**EXTRAIT DU DOCUMENT**.
En un mot comme en cent les dispositions de votre loi ont le résultat contraire de celui qu’elle semblait se proposer ; car elle consacre une bigarrure, puisqu’elle prescrit deux uniformes.
Vous pouvez le faire par des actes arbitraires ; mais nous ne raisonnons pas d’après l’arbitraire ; c’est d’après la loi. Que le ministre y réfléchisse, car j’aurai encore l’occasion de revenir sur ce sujet. Vous pourrez faire faire une dépense inutile par les villes de 5.000 habitants et au-dessus, car vous ne pourrez tirer parti de la garde civique après cette dépense : les hommes de ces villes qui feront partie de la garde civique vous diront : Nous ne sommes pas plus obligés à partir que ceux des petites communes qui restent chez eux parce qu’ils sont en blouses.
M. le ministre de l'intérieur (M. de Theux). - Il est évident que la loi qui a prescrit l’uniforme ou la blouse n’est applicable qu’au service intérieur ; lorsqu’il s’agit d’un service actif de campagne, la garde civique est alors assimilée à l’armée. Et voilà pourquoi le ministre de la guerre lui a donné un uniforme. Il y aurait impossibilité qu’elle fît un service de campagne avec la blouse. Aussi la loi du 31 décembre 1830 n’a jamais été considérée comme obligatoire relativement à l’uniforme que pour le service sédentaire.
Ceci est tellement vrai que la loi prescrit aux gardes civiques de s’habiller eux-mêmes et aux communes de fournir l’habillement à ceux qui ne peuvent se le procurer, et que cependant les communes ont réclamé contre cette disposition qui n’a pas reçu d’exécution relativement à la garde civique mobilisée. Je crois que la loi actuelle ne présentera aucune difficulté dans l’application.
Quant à ce que le préopinant a répété de nouveau concernant la nécessité de faire confectionner des habillements en nombre suffisant, pour en fournir à la garde civique, en cas de mobilisation, c’est, comme je l’ai dit, un soin qui regarde le ministre de la guerre.
Enfin, relativement au service sédentaire, je crois que la loi dernière atteindra le but que l’on se proposait.

**MATÉRIEL FOURNI**.

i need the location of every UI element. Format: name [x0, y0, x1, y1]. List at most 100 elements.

**TRAVAIL DEMANDÉ**.
Répondez aux questions ci-après d'après l'extrait sur la garde civique :
(a) Selon l'orateur qui ouvre l'extrait, combien d'uniformes la loi prescrit-elle ?
(b) D'après le ministre de l'intérieur, à quel service la loi prescrivant l'uniforme ou la blouse est-elle seulement applicable ?
(c) À qui le ministre de l'intérieur attribue-t-il le soin de faire confectionner des habillements pour la garde civique en cas de mobilisation ?
Les lignes constituent un matériel distinct de l'extrait sur la garde civique.

**RÉPONSE COMPLÈTE**.
(a) Deux uniformes.
(b) Au service intérieur.
(c) Au ministre de la guerre.